(Collected data)

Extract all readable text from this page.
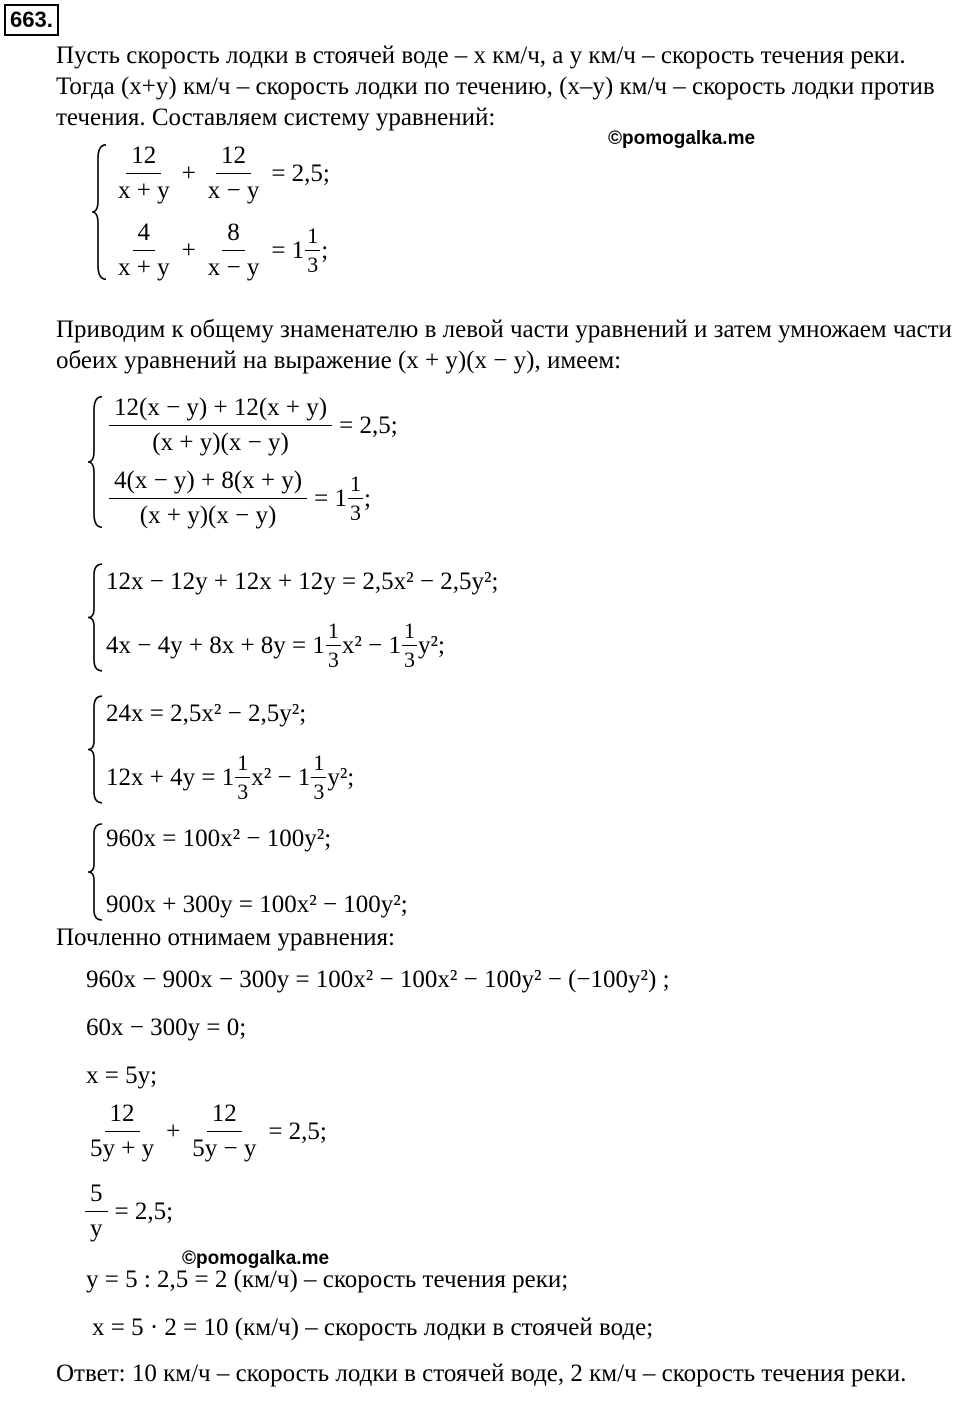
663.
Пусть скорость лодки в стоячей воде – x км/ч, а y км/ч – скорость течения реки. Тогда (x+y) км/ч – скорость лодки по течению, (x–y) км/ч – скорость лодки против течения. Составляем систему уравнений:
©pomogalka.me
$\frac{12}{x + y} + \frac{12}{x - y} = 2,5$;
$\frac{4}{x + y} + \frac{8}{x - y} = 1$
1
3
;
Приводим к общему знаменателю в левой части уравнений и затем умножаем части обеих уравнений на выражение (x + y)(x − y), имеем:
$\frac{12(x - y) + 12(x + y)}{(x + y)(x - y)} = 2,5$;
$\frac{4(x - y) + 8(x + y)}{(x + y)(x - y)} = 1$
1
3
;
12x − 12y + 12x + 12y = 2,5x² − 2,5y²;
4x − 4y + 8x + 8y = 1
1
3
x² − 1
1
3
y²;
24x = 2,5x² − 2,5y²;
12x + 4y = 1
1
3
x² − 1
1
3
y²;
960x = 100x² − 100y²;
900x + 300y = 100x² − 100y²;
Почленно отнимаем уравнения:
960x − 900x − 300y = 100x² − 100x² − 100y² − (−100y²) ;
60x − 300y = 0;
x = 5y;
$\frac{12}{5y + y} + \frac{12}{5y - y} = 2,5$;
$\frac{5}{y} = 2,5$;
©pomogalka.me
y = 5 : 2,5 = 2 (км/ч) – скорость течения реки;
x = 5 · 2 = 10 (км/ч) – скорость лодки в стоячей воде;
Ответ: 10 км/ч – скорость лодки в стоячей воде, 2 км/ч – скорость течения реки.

▶ [WHAT THE TASK REQUIRES]: Reproduce the entries exactly. Do not carry over any picture.

▶ [PROBLEM SOLUTION]:
Extract all readable text from this page.
663.
Пусть скорость лодки в стоячей воде – x км/ч, а y км/ч – скорость течения реки. Тогда (x+y) км/ч – скорость лодки по течению, (x–y) км/ч – скорость лодки против течения. Составляем систему уравнений:
©pomogalka.me
$\frac{12}{x + y} + \frac{12}{x - y} = 2,5$;
$\frac{4}{x + y} + \frac{8}{x - y} = 1$
1
3
;
Приводим к общему знаменателю в левой части уравнений и затем умножаем части обеих уравнений на выражение (x + y)(x − y), имеем:
$\frac{12(x - y) + 12(x + y)}{(x + y)(x - y)} = 2,5$;
$\frac{4(x - y) + 8(x + y)}{(x + y)(x - y)} = 1$
1
3
;
12x − 12y + 12x + 12y = 2,5x² − 2,5y²;
4x − 4y + 8x + 8y = 1
1
3
x² − 1
1
3
y²;
24x = 2,5x² − 2,5y²;
12x + 4y = 1
1
3
x² − 1
1
3
y²;
960x = 100x² − 100y²;
900x + 300y = 100x² − 100y²;
Почленно отнимаем уравнения:
960x − 900x − 300y = 100x² − 100x² − 100y² − (−100y²) ;
60x − 300y = 0;
x = 5y;
$\frac{12}{5y + y} + \frac{12}{5y - y} = 2,5$;
$\frac{5}{y} = 2,5$;
©pomogalka.me
y = 5 : 2,5 = 2 (км/ч) – скорость течения реки;
x = 5 · 2 = 10 (км/ч) – скорость лодки в стоячей воде;
Ответ: 10 км/ч – скорость лодки в стоячей воде, 2 км/ч – скорость течения реки.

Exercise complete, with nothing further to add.